Not strictly true, I issue an initial REQUEST SENSE to clear the block caused by POWER ON RESET OR BUS DEVICE RESET OCCURRED. I then issue REQUEST SENSE after commands as per the UFI spec. There’s a real world example of a UFI conversation here and the NEC USB Floppy Disk Drive Operating Sequence details when REQUEST SENSE should be used. |
Colin (478) 2433 posts |
That’s not quite how I read it. The device in the blog reports itself as an 8:6:80 device not a UFI device (8:4:0) so not sure what is happening there. The diagrams in the NEC document shows Interrupt Endpoint 3 as an alternative to REQUEST_SENSE so either should work. REQUEST_SENSE would definitely be used if it was an 8:4.1 device as they don’t have an interrupt endpoint so I suppose an 8:4:0 endpoint can be used either way.
If you do a REQUEST_SENSE before INQUIRY does it work. It definitely works in the log you posted when doing *scsi:devices.

Questions to answer —
a) In the REQUEST SENSE discussion, why would REQUEST_SENSE definitely be used with an 8:4:1 device?
b) Rewrite the REQUEST SENSE discussion from "Not strictly true, I" through "used either way.", with "flowcharts" in place of "diagrams".

Exercise data —
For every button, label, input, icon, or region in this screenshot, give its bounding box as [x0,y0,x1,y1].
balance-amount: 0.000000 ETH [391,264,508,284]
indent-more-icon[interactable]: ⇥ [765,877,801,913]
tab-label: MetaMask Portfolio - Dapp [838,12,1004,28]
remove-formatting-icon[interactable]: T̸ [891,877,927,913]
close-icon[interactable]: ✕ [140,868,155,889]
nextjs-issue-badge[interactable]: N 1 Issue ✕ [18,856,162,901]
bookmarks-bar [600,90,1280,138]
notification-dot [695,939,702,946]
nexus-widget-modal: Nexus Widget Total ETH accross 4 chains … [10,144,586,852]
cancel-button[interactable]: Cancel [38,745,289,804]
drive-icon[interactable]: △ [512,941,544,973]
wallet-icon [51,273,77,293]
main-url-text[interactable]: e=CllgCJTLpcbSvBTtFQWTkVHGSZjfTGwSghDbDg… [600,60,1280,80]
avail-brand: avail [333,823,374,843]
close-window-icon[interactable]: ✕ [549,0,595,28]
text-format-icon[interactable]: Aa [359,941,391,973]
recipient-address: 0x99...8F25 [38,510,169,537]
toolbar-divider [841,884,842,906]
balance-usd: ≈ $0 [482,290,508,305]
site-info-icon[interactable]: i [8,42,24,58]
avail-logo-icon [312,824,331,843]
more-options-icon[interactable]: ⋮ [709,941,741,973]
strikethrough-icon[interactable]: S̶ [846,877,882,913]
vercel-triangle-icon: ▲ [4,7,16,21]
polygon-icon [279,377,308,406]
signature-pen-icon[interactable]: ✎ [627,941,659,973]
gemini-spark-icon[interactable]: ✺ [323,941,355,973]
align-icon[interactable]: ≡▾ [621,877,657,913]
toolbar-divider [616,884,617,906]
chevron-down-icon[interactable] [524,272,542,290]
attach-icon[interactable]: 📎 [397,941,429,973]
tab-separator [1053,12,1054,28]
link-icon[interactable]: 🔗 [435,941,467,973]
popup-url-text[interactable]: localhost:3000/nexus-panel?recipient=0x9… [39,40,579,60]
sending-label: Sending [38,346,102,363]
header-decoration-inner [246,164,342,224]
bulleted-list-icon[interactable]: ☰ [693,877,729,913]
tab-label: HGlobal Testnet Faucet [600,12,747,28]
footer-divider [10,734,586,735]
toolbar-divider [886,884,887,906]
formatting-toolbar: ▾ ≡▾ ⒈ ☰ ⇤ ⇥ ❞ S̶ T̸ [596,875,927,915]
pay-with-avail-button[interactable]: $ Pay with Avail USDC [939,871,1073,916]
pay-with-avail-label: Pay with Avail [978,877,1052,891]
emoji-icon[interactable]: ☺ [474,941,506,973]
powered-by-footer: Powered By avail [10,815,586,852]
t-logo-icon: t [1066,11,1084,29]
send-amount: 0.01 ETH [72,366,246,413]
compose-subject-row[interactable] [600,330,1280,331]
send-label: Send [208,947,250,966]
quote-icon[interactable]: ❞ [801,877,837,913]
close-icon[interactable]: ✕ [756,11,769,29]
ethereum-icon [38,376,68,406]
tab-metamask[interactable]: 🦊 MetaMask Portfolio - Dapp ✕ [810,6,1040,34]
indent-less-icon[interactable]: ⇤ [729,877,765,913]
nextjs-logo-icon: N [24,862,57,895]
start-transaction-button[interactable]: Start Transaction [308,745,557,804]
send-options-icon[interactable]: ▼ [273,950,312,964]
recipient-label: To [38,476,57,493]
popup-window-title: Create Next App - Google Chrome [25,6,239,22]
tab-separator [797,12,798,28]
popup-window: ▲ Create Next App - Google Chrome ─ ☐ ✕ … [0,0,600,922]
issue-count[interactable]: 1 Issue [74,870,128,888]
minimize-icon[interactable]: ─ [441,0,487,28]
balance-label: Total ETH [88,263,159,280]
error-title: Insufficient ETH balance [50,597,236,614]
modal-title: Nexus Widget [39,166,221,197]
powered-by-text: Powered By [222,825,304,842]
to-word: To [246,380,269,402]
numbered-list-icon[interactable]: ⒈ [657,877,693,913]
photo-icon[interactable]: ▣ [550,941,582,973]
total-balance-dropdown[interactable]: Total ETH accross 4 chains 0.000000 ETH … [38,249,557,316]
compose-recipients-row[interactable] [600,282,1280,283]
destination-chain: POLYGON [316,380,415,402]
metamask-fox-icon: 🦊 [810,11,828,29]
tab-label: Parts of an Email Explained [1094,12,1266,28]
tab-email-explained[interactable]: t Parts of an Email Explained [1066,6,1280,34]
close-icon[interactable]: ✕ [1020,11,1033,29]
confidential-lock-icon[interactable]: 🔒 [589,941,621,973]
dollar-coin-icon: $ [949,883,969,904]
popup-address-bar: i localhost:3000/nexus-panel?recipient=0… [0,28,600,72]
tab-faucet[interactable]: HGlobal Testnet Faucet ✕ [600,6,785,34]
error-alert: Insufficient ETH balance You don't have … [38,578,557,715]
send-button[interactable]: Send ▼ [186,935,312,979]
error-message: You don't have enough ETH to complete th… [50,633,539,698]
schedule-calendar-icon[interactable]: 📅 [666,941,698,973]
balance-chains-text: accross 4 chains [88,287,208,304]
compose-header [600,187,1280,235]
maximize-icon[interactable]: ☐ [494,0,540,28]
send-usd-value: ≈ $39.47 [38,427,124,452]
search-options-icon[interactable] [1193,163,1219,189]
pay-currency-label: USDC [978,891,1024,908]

Responses to the exercise —
a) An 8:4:1 device has no interrupt endpoint. REQUEST_SENSE is therefore required, because the NEC diagrams show Interrupt Endpoint 3 only as an alternative to it.

b)
Not strictly true, I issue an initial REQUEST SENSE to clear the block caused by POWER ON RESET OR BUS DEVICE RESET OCCURRED. I then issue REQUEST SENSE after commands as per the UFI spec. There’s a real world example of a UFI conversation here and the NEC USB Floppy Disk Drive Operating Sequence details when REQUEST SENSE should be used. |
Colin (478) 2433 posts |
That’s not quite how I read it. The device in the blog reports itself as an 8:6:80 device not a UFI device (8:4:0) so not sure what is happening there. The flowcharts in the NEC document shows Interrupt Endpoint 3 as an alternative to REQUEST_SENSE so either should work. REQUEST_SENSE would definitely be used if it was an 8:4.1 device as they don’t have an interrupt endpoint so I suppose an 8:4:0 endpoint can be used either way.